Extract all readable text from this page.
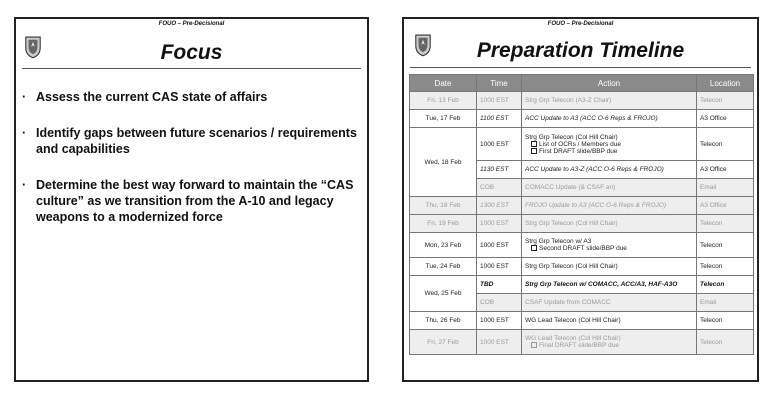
FOUO – Pre-Decisional
Focus
· Assess the current CAS state of affairs
· Identify gaps between future scenarios / requirements and capabilities
· Determine the best way forward to maintain the “CAS culture” as we transition from the A-10 and legacy weapons to a modernized force
FOUO – Pre-Decisional
Preparation Timeline
Date	Time	Action	Location
Fri, 13 Feb	1000 EST	Strg Grp Telecon (A3-Z Chair)	Telecon
Tue, 17 Feb	1100 EST	ACC Update to A3 (ACC O-6 Reps & FROJO)	A3 Office
Wed, 18 Feb	1000 EST	Strg Grp Telecon (Col Hill Chair)
List of OCRs / Members due
First DRAFT slide/BBP due	Telecon
	1130 EST	ACC Update to A3-Z (ACC O-6 Reps & FROJO)	A3 Office
	COB	COMACC Update (& CSAF an)	Email
Thu, 18 Feb	1300 EST	FROJO Update to A3 (ACC O-6 Reps & FROJO)	A3 Office
Fri, 19 Feb	1000 EST	Strg Grp Telecon (Col Hill Chair)	Telecon
Mon, 23 Feb	1000 EST	Strg Grp Telecon w/ A3
Second DRAFT slide/BBP due	Telecon
Tue, 24 Feb	1000 EST	Strg Grp Telecon (Col Hill Chair)	Telecon
Wed, 25 Feb	TBD	Strg Grp Telecon w/ COMACC, ACC/A3, HAF-A3O	Telecon
	COB	CSAF Update from COMACC	Email
Thu, 26 Feb	1000 EST	WG Lead Telecon (Col Hill Chair)	Telecon
Fri, 27 Feb	1000 EST	WG Lead Telecon (Col Hill Chair)
Final DRAFT slide/BBP due	Telecon
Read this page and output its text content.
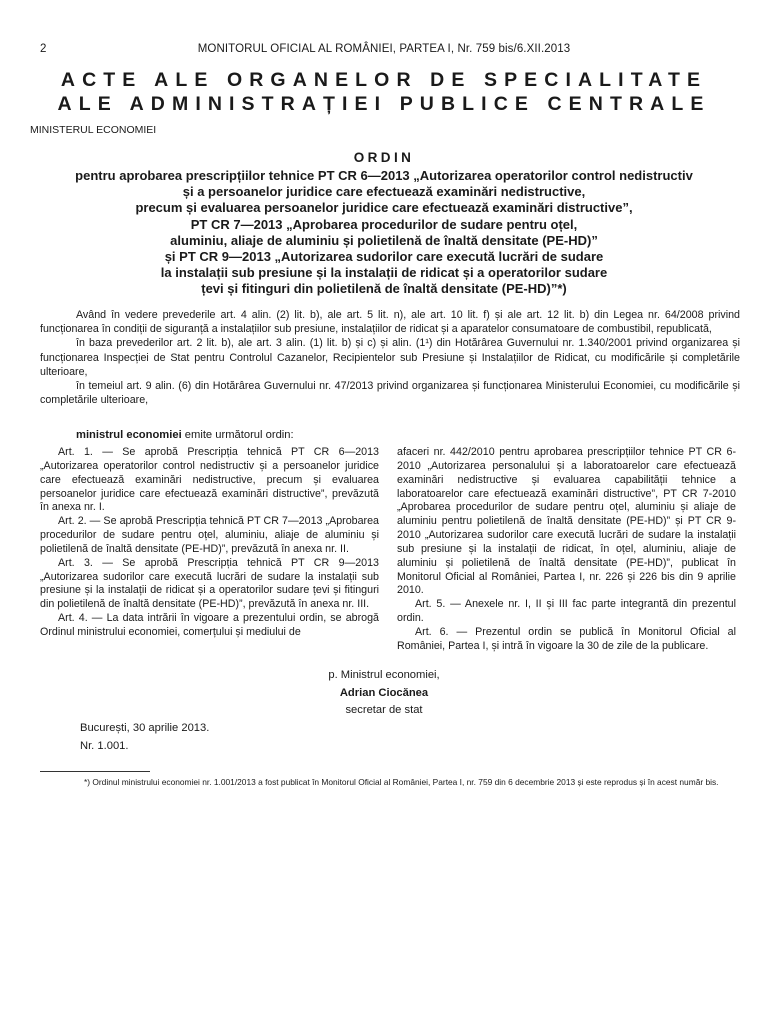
2	MONITORUL OFICIAL AL ROMÂNIEI, PARTEA I, Nr. 759 bis/6.XII.2013
ACTE ALE ORGANELOR DE SPECIALITATE
ALE ADMINISTRAȚIEI PUBLICE CENTRALE
MINISTERUL ECONOMIEI
ORDIN
pentru aprobarea prescripțiilor tehnice PT CR 6—2013 „Autorizarea operatorilor control nedistructiv
și a persoanelor juridice care efectuează examinări nedistructive,
precum și evaluarea persoanelor juridice care efectuează examinări distructive”,
PT CR 7—2013 „Aprobarea procedurilor de sudare pentru oțel,
aluminiu, aliaje de aluminiu și polietilenă de înaltă densitate (PE-HD)”
și PT CR 9—2013 „Autorizarea sudorilor care execută lucrări de sudare
la instalații sub presiune și la instalații de ridicat și a operatorilor sudare
țevi și fitinguri din polietilenă de înaltă densitate (PE-HD)”*)

Având în vedere prevederile art. 4 alin. (2) lit. b), ale art. 5 lit. n), ale art. 10 lit. f) și ale art. 12 lit. b) din Legea nr. 64/2008 privind funcționarea în condiții de siguranță a instalațiilor sub presiune, instalațiilor de ridicat și a aparatelor consumatoare de combustibil, republicată,

în baza prevederilor art. 2 lit. b), ale art. 3 alin. (1) lit. b) și c) și alin. (1¹) din Hotărârea Guvernului nr. 1.340/2001 privind organizarea și funcționarea Inspecției de Stat pentru Controlul Cazanelor, Recipientelor sub Presiune și Instalațiilor de Ridicat, cu modificările și completările ulterioare,

în temeiul art. 9 alin. (6) din Hotărârea Guvernului nr. 47/2013 privind organizarea și funcționarea Ministerului Economiei, cu modificările și completările ulterioare,

ministrul economiei emite următorul ordin:

Art. 1. — Se aprobă Prescripția tehnică PT CR 6—2013 „Autorizarea operatorilor control nedistructiv și a persoanelor juridice care efectuează examinări nedistructive, precum și evaluarea persoanelor juridice care efectuează examinări distructive”, prevăzută în anexa nr. I.

Art. 2. — Se aprobă Prescripția tehnică PT CR 7—2013 „Aprobarea procedurilor de sudare pentru oțel, aluminiu, aliaje de aluminiu și polietilenă de înaltă densitate (PE-HD)”, prevăzută în anexa nr. II.

Art. 3. — Se aprobă Prescripția tehnică PT CR 9—2013 „Autorizarea sudorilor care execută lucrări de sudare la instalații sub presiune și la instalații de ridicat și a operatorilor sudare țevi și fitinguri din polietilenă de înaltă densitate (PE-HD)”, prevăzută în anexa nr. III.

Art. 4. — La data intrării în vigoare a prezentului ordin, se abrogă Ordinul ministrului economiei, comerțului și mediului de

afaceri nr. 442/2010 pentru aprobarea prescripțiilor tehnice PT CR 6-2010 „Autorizarea personalului și a laboratoarelor care efectuează examinări nedistructive și evaluarea capabilității tehnice a laboratoarelor care efectuează examinări distructive”, PT CR 7-2010 „Aprobarea procedurilor de sudare pentru oțel, aluminiu și aliaje de aluminiu pentru polietilenă de înaltă densitate (PE-HD)” și PT CR 9-2010 „Autorizarea sudorilor care execută lucrări de sudare la instalații sub presiune și la instalații de ridicat, în oțel, aluminiu, aliaje de aluminiu și polietilenă de înaltă densitate (PE-HD)”, publicat în Monitorul Oficial al României, Partea I, nr. 226 și 226 bis din 9 aprilie 2010.

Art. 5. — Anexele nr. I, II și III fac parte integrantă din prezentul ordin.

Art. 6. — Prezentul ordin se publică în Monitorul Oficial al României, Partea I, și intră în vigoare la 30 de zile de la publicare.

p. Ministrul economiei,
Adrian Ciocănea
secretar de stat
București, 30 aprilie 2013.
Nr. 1.001.
*) Ordinul ministrului economiei nr. 1.001/2013 a fost publicat în Monitorul Oficial al României, Partea I, nr. 759 din 6 decembrie 2013 și este reprodus și în acest număr bis.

# # # # # # #

**EXERCISE:** Report only a number: how many lines in the material above contain the string "Ordinul".

**OUTPUT OF THE TASK:** 2